§ **Aim of the exercise**
Your task is to give the data again, exactly, with every line intact.

§ **Raw data**
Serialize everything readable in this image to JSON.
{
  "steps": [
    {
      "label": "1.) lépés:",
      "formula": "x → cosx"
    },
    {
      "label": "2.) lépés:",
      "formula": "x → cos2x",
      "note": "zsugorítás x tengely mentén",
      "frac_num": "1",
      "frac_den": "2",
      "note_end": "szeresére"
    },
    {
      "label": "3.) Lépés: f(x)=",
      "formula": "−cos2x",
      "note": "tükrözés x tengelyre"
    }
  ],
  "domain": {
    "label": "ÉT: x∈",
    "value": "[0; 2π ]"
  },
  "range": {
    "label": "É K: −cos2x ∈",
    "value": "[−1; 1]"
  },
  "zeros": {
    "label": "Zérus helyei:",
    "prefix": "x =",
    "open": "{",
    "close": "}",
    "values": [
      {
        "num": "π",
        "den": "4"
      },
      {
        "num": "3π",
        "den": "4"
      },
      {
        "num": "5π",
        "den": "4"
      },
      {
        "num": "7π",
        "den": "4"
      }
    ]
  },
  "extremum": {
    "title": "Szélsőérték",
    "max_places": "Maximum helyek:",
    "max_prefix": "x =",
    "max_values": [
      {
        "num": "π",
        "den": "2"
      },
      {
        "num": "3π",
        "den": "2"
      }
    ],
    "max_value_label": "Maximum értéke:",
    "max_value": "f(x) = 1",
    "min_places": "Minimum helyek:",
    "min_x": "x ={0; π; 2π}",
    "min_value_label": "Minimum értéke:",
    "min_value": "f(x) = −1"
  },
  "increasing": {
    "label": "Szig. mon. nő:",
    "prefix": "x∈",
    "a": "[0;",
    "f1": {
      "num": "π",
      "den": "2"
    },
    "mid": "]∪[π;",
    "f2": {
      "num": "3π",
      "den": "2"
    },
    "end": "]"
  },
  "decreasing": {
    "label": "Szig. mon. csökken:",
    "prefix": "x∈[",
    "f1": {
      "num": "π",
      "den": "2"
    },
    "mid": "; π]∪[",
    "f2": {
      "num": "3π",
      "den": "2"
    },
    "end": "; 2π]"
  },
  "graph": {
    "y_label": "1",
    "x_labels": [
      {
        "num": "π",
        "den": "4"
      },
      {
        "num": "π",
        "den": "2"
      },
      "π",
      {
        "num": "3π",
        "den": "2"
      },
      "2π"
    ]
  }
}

§ **Result of the task**
Serialize everything readable in this image to JSON.
{
  "steps": [
    {
      "label": "1.) lépés:",
      "formula": "x → cosx"
    },
    {
      "label": "2.) lépés:",
      "formula": "x → cos2x",
      "note": "zsugorítás x tengely mentén",
      "frac_num": "1",
      "frac_den": "2",
      "note_end": "szeresére"
    },
    {
      "label": "3.) Lépés: f(x)=",
      "formula": "−cos2x",
      "note": "tükrözés x tengelyre"
    }
  ],
  "domain": {
    "label": "ÉT: x∈",
    "value": "[0; 2π ]"
  },
  "range": {
    "label": "É K: −cos2x ∈",
    "value": "[−1; 1]"
  },
  "zeros": {
    "label": "Zérus helyei:",
    "prefix": "x =",
    "open": "{",
    "close": "}",
    "values": [
      {
        "num": "π",
        "den": "4"
      },
      {
        "num": "3π",
        "den": "4"
      },
      {
        "num": "5π",
        "den": "4"
      },
      {
        "num": "7π",
        "den": "4"
      }
    ]
  },
  "extremum": {
    "title": "Szélsőérték",
    "max_places": "Maximum helyek:",
    "max_prefix": "x =",
    "max_values": [
      {
        "num": "π",
        "den": "2"
      },
      {
        "num": "3π",
        "den": "2"
      }
    ],
    "max_value_label": "Maximum értéke:",
    "max_value": "f(x) = 1",
    "min_places": "Minimum helyek:",
    "min_x": "x ={0; π; 2π}",
    "min_value_label": "Minimum értéke:",
    "min_value": "f(x) = −1"
  },
  "increasing": {
    "label": "Szig. mon. nő:",
    "prefix": "x∈",
    "a": "[0;",
    "f1": {
      "num": "π",
      "den": "2"
    },
    "mid": "]∪[π;",
    "f2": {
      "num": "3π",
      "den": "2"
    },
    "end": "]"
  },
  "decreasing": {
    "label": "Szig. mon. csökken:",
    "prefix": "x∈[",
    "f1": {
      "num": "π",
      "den": "2"
    },
    "mid": "; π]∪[",
    "f2": {
      "num": "3π",
      "den": "2"
    },
    "end": "; 2π]"
  },
  "graph": {
    "y_label": "1",
    "x_labels": [
      {
        "num": "π",
        "den": "4"
      },
      {
        "num": "π",
        "den": "2"
      },
      "π",
      {
        "num": "3π",
        "den": "2"
      },
      "2π"
    ]
  }
}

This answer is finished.